▸ Material provided:
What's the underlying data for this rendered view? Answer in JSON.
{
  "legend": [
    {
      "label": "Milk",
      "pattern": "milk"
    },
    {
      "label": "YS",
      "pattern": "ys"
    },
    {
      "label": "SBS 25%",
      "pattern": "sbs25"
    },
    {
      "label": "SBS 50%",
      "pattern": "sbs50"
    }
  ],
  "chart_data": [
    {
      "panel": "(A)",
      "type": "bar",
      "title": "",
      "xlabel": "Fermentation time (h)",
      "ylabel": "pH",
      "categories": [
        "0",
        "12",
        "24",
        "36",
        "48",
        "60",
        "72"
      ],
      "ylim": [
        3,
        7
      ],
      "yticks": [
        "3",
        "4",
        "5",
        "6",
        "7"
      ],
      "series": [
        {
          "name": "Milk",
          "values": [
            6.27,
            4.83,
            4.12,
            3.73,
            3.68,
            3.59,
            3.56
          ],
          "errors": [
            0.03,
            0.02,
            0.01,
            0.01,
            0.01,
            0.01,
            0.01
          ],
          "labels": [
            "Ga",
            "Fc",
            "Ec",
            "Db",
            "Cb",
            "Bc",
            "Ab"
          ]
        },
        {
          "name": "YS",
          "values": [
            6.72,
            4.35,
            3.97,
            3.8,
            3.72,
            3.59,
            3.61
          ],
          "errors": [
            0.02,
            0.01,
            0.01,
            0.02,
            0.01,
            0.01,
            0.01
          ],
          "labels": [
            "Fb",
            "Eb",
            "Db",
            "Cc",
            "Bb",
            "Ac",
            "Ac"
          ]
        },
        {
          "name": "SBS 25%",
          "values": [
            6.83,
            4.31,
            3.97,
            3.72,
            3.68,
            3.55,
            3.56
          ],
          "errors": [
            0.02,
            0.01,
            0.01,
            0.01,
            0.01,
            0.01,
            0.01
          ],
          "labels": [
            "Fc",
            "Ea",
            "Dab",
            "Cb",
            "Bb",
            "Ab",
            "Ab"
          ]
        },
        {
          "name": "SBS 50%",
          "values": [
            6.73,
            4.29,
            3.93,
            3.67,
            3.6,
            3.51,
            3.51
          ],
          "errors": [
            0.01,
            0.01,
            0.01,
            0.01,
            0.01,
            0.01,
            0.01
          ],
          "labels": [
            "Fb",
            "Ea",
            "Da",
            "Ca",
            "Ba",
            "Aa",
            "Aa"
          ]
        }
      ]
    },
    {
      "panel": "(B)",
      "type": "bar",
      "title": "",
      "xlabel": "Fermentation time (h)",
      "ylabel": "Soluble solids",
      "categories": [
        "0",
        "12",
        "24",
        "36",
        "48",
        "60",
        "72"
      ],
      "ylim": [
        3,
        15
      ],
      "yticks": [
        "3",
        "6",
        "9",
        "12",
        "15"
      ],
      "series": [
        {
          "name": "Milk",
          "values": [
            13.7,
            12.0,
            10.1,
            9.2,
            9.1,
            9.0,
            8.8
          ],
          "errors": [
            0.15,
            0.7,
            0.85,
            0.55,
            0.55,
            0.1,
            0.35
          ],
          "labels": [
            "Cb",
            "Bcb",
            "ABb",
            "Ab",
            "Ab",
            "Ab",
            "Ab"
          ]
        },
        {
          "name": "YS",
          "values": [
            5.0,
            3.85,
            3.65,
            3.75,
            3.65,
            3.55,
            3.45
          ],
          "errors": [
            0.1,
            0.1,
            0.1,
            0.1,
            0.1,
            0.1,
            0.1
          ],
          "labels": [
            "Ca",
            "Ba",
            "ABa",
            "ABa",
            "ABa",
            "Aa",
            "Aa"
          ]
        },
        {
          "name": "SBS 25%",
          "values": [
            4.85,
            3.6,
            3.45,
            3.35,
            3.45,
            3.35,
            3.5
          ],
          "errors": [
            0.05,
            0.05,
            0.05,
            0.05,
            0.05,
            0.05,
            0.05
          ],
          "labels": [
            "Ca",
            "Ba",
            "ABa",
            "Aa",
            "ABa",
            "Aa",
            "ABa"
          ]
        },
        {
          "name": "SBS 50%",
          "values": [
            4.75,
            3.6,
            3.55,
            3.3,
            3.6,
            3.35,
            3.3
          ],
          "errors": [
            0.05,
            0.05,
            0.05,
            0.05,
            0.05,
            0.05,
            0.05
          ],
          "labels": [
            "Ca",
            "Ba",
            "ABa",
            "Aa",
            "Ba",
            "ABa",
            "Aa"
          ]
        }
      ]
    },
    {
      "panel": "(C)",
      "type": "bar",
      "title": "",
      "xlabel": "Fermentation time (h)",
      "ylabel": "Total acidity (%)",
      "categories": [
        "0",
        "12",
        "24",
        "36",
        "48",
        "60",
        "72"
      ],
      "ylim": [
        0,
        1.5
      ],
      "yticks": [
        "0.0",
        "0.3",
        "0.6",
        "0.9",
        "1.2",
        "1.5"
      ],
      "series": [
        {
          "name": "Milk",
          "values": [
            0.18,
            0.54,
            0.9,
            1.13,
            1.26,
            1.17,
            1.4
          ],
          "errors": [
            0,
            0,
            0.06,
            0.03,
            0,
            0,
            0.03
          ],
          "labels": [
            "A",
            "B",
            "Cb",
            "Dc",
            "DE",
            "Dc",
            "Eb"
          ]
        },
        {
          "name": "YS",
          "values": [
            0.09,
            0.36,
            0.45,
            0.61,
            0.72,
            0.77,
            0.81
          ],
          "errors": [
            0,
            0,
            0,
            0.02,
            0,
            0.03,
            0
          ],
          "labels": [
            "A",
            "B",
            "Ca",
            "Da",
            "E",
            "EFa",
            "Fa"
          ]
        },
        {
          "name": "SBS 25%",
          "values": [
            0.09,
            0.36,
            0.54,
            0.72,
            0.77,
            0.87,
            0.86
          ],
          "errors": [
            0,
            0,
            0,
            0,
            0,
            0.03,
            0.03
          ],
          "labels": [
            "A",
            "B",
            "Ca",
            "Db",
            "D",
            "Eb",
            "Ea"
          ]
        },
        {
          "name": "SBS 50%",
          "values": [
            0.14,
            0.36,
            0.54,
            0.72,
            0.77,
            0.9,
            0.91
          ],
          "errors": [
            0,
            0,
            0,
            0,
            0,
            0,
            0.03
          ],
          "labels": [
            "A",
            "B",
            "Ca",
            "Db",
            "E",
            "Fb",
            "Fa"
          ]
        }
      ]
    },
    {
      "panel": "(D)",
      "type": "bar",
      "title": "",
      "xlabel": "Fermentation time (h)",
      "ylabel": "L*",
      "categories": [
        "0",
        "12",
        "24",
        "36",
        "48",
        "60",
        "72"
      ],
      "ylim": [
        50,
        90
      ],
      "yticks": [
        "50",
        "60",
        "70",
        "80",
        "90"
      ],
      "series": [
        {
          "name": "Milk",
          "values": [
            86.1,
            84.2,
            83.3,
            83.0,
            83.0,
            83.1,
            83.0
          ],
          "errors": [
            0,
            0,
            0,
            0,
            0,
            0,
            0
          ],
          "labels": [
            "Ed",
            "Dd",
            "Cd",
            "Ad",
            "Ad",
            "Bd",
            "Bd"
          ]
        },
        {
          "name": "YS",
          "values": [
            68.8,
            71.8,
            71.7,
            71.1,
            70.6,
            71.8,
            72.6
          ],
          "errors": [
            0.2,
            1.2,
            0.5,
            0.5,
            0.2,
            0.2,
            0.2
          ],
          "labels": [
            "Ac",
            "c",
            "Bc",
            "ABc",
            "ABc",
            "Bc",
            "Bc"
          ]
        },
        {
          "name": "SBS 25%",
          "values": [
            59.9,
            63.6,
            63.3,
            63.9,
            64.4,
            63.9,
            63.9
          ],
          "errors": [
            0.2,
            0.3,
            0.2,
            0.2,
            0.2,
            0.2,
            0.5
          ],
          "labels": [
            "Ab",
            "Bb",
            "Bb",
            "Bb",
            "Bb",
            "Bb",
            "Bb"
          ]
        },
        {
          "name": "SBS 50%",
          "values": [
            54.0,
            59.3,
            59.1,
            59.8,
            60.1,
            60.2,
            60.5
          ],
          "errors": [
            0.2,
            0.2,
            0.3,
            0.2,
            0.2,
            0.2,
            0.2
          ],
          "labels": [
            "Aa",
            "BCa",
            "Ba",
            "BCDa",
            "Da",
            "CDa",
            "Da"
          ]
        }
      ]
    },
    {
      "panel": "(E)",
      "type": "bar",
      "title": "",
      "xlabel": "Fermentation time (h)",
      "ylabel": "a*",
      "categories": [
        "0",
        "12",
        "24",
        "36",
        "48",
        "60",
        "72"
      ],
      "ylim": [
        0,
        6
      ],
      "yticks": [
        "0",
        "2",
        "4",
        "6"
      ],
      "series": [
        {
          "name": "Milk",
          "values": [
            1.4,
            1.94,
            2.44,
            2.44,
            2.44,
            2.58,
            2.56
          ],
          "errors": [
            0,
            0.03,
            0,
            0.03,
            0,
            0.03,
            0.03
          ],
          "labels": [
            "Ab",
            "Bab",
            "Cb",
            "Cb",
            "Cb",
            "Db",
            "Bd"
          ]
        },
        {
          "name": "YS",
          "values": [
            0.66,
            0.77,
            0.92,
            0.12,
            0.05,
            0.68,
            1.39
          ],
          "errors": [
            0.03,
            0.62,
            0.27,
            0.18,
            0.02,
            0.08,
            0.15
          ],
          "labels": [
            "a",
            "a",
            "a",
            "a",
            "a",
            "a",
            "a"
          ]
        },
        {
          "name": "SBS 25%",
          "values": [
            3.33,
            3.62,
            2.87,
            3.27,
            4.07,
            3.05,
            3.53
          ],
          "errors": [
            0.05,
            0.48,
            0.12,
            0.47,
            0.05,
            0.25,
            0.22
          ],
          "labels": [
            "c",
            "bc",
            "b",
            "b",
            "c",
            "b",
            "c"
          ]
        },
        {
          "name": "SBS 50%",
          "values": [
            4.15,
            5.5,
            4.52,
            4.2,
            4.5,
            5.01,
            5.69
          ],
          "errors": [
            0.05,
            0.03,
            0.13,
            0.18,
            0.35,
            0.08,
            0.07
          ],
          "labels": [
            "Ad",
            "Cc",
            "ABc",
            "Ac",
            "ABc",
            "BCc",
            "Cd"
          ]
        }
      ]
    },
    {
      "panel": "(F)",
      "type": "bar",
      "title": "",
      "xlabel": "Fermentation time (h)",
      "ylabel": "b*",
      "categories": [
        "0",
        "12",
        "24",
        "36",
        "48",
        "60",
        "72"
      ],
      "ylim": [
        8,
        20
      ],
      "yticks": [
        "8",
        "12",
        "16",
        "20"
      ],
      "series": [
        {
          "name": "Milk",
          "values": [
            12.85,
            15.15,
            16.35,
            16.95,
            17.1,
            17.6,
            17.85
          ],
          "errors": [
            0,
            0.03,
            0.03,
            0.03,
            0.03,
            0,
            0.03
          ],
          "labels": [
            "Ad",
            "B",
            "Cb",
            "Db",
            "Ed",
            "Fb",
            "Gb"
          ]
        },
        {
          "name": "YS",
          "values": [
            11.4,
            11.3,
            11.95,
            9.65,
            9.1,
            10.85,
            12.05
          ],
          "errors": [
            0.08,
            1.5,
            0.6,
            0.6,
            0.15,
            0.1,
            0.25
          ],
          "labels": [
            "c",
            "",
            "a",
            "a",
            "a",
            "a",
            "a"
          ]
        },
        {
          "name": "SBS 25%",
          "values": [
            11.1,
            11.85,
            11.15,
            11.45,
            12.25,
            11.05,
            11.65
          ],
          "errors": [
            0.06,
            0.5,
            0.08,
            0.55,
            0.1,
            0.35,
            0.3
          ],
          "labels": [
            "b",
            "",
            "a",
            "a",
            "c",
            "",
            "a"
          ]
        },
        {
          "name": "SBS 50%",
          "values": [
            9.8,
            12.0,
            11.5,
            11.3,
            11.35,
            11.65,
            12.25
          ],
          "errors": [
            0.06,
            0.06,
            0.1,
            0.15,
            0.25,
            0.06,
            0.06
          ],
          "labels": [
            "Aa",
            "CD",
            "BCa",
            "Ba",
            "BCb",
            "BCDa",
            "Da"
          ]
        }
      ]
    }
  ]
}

▸ Requirements:
From the data above, count the lines where "pattern" occurs and give that figure and nothing else.

▸ Result of the exercise:
4